* BEGIN Dataset records *

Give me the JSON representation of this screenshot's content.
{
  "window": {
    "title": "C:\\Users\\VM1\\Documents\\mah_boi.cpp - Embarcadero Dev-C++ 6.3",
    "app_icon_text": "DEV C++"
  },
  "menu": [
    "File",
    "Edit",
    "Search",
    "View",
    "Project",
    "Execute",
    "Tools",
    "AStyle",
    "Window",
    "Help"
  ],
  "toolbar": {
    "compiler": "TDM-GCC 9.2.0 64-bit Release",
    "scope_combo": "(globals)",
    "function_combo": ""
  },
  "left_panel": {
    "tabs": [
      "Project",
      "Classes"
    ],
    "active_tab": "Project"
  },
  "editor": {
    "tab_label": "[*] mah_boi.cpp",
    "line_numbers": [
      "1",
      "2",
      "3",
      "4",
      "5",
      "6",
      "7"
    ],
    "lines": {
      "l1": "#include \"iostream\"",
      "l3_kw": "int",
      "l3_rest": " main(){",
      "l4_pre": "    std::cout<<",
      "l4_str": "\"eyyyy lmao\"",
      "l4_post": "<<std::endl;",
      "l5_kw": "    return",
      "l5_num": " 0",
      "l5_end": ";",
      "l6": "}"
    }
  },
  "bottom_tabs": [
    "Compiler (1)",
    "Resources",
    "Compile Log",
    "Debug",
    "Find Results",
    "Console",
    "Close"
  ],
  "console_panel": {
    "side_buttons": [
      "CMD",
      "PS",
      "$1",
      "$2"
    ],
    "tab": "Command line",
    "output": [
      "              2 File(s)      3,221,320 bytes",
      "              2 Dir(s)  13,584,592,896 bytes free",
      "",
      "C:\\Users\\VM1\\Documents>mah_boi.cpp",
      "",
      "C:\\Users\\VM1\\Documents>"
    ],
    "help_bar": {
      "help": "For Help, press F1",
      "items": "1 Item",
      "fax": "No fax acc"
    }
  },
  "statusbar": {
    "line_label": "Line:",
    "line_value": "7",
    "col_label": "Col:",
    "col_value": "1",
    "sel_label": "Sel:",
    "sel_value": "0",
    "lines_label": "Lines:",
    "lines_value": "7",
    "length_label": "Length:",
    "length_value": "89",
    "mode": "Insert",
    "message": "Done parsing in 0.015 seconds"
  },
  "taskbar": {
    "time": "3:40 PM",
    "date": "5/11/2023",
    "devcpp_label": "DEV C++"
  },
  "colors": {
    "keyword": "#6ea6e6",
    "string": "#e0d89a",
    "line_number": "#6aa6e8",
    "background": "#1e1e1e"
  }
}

* END Dataset records *
* BEGIN Dataset records *

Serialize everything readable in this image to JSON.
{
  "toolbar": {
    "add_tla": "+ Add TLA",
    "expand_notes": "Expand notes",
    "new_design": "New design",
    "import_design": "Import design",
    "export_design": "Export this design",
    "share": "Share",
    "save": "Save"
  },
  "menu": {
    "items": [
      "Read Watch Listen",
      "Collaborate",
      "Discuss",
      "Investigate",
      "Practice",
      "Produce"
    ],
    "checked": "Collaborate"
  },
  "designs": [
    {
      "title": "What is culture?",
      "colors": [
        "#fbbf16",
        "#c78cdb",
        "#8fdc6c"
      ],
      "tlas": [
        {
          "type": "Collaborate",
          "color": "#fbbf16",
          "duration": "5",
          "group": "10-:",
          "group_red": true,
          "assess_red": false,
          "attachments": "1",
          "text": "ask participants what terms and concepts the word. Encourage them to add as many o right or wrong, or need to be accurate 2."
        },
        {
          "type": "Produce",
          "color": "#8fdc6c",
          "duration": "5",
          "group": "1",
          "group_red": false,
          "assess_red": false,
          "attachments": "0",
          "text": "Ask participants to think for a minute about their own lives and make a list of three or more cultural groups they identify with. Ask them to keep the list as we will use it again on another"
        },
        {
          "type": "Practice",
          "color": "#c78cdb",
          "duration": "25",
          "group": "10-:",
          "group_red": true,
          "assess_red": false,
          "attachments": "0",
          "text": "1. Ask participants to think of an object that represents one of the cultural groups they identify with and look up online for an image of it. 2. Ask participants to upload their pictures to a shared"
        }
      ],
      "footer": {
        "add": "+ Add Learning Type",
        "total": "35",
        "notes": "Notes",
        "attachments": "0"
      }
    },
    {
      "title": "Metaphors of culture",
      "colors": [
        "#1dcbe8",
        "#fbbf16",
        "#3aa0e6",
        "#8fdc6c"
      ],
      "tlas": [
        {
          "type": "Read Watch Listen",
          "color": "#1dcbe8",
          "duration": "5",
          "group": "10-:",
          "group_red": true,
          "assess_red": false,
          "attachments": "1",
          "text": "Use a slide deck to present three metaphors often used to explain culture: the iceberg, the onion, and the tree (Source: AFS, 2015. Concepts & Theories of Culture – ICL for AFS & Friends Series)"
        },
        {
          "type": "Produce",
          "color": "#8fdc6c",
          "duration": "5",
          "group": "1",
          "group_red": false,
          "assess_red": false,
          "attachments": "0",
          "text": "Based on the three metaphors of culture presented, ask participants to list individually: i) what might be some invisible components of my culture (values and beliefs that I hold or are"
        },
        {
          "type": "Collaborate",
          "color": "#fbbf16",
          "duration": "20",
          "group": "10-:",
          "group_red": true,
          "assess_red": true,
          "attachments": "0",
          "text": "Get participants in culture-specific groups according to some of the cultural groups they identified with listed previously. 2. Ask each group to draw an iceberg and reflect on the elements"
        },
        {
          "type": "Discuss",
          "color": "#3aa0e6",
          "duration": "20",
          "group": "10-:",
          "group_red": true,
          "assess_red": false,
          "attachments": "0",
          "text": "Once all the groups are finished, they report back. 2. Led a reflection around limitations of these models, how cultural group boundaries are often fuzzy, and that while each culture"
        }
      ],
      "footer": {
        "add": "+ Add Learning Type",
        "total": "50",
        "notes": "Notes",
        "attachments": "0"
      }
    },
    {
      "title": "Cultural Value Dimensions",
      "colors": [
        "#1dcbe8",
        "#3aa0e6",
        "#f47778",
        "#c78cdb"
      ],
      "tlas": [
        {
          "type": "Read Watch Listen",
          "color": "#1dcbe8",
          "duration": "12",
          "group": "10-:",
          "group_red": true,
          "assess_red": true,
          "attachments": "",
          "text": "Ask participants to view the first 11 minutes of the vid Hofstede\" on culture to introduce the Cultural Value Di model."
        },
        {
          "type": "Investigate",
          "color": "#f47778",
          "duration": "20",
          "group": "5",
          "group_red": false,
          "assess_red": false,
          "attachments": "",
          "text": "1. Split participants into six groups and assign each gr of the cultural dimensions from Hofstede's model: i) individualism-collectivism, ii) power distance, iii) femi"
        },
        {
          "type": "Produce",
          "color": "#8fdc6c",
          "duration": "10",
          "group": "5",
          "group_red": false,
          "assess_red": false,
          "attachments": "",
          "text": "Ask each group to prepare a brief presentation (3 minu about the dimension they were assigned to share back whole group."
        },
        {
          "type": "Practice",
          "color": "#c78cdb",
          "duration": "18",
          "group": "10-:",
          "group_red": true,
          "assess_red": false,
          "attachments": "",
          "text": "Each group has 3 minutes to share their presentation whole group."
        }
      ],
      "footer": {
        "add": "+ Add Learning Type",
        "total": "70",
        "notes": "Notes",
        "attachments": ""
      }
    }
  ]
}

* END Dataset records *

◆ Given problem ◆
Lines containing the string "they" are to be selected and copied.

◆ Task result ◆
          "text": "Ask participants to think for a minute about their own lives and make a list of three or more cultural groups they identify with. Ask them to keep the list as we will use it again on another"
          "text": "1. Ask participants to think of an object that represents one of the cultural groups they identify with and look up online for an image of it. 2. Ask participants to upload their pictures to a shared"
          "text": "Get participants in culture-specific groups according to some of the cultural groups they identified with listed previously. 2. Ask each group to draw an iceberg and reflect on the elements"
          "text": "Once all the groups are finished, they report back. 2. Led a reflection around limitations of these models, how cultural group boundaries are often fuzzy, and that while each culture"
          "text": "Ask each group to prepare a brief presentation (3 minu about the dimension they were assigned to share back whole group."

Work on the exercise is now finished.